=== Source data ===
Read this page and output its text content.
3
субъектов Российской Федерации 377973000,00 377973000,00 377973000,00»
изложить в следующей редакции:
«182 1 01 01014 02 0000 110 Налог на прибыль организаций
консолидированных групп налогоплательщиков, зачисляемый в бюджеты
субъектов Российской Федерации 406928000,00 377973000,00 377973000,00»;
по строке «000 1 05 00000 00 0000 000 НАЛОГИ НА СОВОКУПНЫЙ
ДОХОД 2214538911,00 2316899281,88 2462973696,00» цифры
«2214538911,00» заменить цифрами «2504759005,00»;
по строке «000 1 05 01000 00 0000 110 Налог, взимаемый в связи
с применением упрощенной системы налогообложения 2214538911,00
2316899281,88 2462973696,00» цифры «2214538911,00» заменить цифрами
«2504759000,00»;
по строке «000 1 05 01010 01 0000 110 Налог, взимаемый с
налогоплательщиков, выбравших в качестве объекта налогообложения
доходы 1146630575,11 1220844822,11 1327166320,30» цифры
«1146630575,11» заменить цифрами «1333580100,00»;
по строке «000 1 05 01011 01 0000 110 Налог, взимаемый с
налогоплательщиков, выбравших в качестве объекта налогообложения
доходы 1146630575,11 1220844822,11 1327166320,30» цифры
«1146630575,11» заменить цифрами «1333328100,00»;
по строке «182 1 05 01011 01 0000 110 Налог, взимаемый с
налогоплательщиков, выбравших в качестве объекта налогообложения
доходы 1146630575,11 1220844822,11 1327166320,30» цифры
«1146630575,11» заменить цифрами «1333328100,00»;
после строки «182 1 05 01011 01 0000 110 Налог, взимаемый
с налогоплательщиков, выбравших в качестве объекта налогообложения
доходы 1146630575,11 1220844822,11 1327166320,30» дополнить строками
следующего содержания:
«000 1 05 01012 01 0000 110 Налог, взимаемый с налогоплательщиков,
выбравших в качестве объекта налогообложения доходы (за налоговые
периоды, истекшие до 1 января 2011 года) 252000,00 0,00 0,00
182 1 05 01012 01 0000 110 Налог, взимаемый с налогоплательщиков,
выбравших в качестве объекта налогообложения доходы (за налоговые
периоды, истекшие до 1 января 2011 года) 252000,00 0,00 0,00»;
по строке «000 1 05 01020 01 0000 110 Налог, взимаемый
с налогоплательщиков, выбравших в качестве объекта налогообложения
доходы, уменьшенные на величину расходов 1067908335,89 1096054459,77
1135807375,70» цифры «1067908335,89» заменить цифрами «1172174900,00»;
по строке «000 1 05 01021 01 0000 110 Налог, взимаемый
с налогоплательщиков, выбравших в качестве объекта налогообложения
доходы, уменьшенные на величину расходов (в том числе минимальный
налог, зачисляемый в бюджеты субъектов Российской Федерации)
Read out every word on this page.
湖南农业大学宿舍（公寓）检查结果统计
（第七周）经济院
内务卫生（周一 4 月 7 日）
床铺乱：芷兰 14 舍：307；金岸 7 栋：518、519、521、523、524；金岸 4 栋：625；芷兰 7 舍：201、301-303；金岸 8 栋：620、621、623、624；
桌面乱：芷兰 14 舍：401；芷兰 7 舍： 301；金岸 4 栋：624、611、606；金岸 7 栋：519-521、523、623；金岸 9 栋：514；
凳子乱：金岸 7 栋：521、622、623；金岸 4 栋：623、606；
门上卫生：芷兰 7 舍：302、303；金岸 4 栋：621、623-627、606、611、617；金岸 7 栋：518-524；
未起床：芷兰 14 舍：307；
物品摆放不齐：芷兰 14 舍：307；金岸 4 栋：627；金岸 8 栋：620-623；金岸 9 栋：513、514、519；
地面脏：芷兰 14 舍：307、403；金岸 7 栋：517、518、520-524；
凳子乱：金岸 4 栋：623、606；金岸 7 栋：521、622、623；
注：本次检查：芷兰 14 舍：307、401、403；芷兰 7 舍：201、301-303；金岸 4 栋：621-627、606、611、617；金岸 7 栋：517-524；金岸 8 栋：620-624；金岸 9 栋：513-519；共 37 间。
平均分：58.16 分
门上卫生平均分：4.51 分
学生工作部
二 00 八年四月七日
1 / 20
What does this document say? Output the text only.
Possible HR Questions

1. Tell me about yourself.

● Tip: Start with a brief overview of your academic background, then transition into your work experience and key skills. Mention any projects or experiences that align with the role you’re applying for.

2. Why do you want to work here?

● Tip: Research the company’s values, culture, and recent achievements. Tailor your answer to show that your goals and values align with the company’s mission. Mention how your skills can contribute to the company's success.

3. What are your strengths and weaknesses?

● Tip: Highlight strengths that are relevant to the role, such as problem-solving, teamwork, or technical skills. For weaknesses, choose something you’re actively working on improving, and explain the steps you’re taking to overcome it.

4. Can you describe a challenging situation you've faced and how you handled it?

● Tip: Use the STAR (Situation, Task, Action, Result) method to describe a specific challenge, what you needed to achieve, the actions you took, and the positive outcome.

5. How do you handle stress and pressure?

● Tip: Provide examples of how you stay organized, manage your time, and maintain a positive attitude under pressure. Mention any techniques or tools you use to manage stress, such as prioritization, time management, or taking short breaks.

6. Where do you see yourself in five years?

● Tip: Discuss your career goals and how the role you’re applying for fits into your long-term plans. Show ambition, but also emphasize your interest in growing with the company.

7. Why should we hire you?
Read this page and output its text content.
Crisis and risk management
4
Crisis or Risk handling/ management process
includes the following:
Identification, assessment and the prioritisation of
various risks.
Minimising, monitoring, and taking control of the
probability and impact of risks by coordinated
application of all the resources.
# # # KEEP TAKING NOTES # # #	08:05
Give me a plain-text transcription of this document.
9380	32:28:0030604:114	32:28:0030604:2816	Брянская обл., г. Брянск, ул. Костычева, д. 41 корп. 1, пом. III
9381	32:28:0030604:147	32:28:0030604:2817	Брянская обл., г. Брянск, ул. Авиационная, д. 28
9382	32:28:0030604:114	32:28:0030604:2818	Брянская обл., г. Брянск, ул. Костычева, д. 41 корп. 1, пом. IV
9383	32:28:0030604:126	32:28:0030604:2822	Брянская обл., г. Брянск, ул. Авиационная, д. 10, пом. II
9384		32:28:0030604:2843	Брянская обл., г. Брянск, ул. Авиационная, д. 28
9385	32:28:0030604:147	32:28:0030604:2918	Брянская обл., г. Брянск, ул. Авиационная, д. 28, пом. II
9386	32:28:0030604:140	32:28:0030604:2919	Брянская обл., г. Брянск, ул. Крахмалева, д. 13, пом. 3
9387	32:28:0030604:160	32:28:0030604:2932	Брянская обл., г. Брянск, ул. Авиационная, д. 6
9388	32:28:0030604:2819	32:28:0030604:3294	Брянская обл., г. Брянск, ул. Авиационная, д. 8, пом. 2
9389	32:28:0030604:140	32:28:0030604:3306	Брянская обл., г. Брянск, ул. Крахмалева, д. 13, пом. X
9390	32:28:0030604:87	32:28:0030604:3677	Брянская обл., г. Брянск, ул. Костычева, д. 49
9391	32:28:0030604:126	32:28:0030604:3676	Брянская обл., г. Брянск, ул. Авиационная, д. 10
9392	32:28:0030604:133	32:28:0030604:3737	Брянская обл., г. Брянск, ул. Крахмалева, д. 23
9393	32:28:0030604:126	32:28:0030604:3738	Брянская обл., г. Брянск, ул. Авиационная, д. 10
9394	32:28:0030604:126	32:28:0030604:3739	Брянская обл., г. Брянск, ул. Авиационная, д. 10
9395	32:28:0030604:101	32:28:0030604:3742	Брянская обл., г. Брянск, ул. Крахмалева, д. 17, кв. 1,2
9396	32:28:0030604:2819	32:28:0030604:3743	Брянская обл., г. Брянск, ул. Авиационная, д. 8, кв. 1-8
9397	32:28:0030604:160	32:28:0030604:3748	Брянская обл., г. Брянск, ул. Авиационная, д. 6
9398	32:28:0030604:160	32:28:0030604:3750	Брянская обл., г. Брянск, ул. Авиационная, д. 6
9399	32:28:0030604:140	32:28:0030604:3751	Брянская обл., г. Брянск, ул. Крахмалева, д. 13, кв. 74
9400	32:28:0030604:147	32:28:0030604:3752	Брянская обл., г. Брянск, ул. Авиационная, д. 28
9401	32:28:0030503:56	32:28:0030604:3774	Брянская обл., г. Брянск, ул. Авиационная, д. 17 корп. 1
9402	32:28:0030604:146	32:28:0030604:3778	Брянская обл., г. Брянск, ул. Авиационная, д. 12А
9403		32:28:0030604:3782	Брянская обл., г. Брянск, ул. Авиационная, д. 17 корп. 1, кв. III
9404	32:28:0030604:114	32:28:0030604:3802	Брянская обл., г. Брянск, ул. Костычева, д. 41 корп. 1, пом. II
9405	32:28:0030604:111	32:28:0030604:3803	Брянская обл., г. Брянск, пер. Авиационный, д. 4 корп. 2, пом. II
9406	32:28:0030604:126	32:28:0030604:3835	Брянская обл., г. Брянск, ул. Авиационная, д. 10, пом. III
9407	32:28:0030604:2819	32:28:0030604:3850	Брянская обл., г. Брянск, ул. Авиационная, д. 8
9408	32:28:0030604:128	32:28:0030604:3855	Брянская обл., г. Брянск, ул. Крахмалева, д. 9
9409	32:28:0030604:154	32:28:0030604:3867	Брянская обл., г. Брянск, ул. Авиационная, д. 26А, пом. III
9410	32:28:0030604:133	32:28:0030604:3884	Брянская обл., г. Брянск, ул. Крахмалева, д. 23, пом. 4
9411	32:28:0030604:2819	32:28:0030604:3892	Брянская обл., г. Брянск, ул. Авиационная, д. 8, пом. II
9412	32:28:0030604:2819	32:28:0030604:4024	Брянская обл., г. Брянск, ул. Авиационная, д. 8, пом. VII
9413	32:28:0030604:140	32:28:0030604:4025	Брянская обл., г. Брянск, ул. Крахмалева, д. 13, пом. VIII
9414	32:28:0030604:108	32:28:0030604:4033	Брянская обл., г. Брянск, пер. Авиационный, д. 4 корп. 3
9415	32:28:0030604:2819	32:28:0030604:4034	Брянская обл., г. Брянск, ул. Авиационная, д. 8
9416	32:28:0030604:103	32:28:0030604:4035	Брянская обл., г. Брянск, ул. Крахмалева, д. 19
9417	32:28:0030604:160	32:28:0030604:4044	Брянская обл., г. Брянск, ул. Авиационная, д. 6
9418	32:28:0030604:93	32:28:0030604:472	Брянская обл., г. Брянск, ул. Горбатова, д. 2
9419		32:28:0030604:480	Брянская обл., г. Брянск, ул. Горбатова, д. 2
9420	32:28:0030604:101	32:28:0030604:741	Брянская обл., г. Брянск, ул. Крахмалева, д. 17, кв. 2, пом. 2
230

=== Problem to work on ===
Check each line of the material above for "goals" and say how many lines contain it, giving the number alone.

=== Answer to this task ===
2